- **SET EXERCISE**
Extract the full set of records that follows, word for word.

Data entries
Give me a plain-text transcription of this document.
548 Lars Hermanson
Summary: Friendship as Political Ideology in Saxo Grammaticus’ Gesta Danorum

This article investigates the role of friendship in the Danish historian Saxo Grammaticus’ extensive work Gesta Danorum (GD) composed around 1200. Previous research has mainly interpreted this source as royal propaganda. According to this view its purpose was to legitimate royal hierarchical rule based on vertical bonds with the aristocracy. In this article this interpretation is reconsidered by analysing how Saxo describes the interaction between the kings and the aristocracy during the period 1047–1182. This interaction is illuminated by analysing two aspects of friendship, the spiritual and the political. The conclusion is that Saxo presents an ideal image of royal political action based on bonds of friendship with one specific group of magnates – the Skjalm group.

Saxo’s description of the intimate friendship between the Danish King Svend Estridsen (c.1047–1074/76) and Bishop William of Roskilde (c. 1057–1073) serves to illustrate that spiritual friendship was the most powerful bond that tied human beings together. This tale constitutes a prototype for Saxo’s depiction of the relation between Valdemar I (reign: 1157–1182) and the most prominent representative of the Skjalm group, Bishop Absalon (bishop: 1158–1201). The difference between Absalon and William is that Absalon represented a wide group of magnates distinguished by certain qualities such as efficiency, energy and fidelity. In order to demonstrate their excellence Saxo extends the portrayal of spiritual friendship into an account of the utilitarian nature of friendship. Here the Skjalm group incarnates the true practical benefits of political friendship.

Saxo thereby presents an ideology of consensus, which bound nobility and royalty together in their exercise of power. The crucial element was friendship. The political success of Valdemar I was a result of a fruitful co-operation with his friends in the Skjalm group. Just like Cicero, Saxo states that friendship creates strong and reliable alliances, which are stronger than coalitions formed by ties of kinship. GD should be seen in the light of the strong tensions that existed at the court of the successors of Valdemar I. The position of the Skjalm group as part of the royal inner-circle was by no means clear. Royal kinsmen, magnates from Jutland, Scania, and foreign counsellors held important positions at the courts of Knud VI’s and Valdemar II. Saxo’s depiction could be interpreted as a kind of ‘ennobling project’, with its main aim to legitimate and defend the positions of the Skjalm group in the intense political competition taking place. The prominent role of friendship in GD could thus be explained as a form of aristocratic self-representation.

- **ANSWER FOR THIS EXERCISE**
Give me a plain-text transcription of this document.
548 Lars Hermanson
Summary: Friendship as Political Ideology in Saxo Grammaticus’ Gesta Danorum

This article investigates the role of friendship in the Danish historian Saxo Grammaticus’ extensive work Gesta Danorum (GD) composed around 1200. Previous research has mainly interpreted this source as royal propaganda. According to this view its purpose was to legitimate royal hierarchical rule based on vertical bonds with the aristocracy. In this article this interpretation is reconsidered by analysing how Saxo describes the interaction between the kings and the aristocracy during the period 1047–1182. This interaction is illuminated by analysing two aspects of friendship, the spiritual and the political. The conclusion is that Saxo presents an ideal image of royal political action based on bonds of friendship with one specific group of magnates – the Skjalm group.

Saxo’s description of the intimate friendship between the Danish King Svend Estridsen (c.1047–1074/76) and Bishop William of Roskilde (c. 1057–1073) serves to illustrate that spiritual friendship was the most powerful bond that tied human beings together. This tale constitutes a prototype for Saxo’s depiction of the relation between Valdemar I (reign: 1157–1182) and the most prominent representative of the Skjalm group, Bishop Absalon (bishop: 1158–1201). The difference between Absalon and William is that Absalon represented a wide group of magnates distinguished by certain qualities such as efficiency, energy and fidelity. In order to demonstrate their excellence Saxo extends the portrayal of spiritual friendship into an account of the utilitarian nature of friendship. Here the Skjalm group incarnates the true practical benefits of political friendship.

Saxo thereby presents an ideology of consensus, which bound nobility and royalty together in their exercise of power. The crucial element was friendship. The political success of Valdemar I was a result of a fruitful co-operation with his friends in the Skjalm group. Just like Cicero, Saxo states that friendship creates strong and reliable alliances, which are stronger than coalitions formed by ties of kinship. GD should be seen in the light of the strong tensions that existed at the court of the successors of Valdemar I. The position of the Skjalm group as part of the royal inner-circle was by no means clear. Royal kinsmen, magnates from Jutland, Scania, and foreign counsellors held important positions at the courts of Knud VI’s and Valdemar II. Saxo’s depiction could be interpreted as a kind of ‘ennobling project’, with its main aim to legitimate and defend the positions of the Skjalm group in the intense political competition taking place. The prominent role of friendship in GD could thus be explained as a form of aristocratic self-representation.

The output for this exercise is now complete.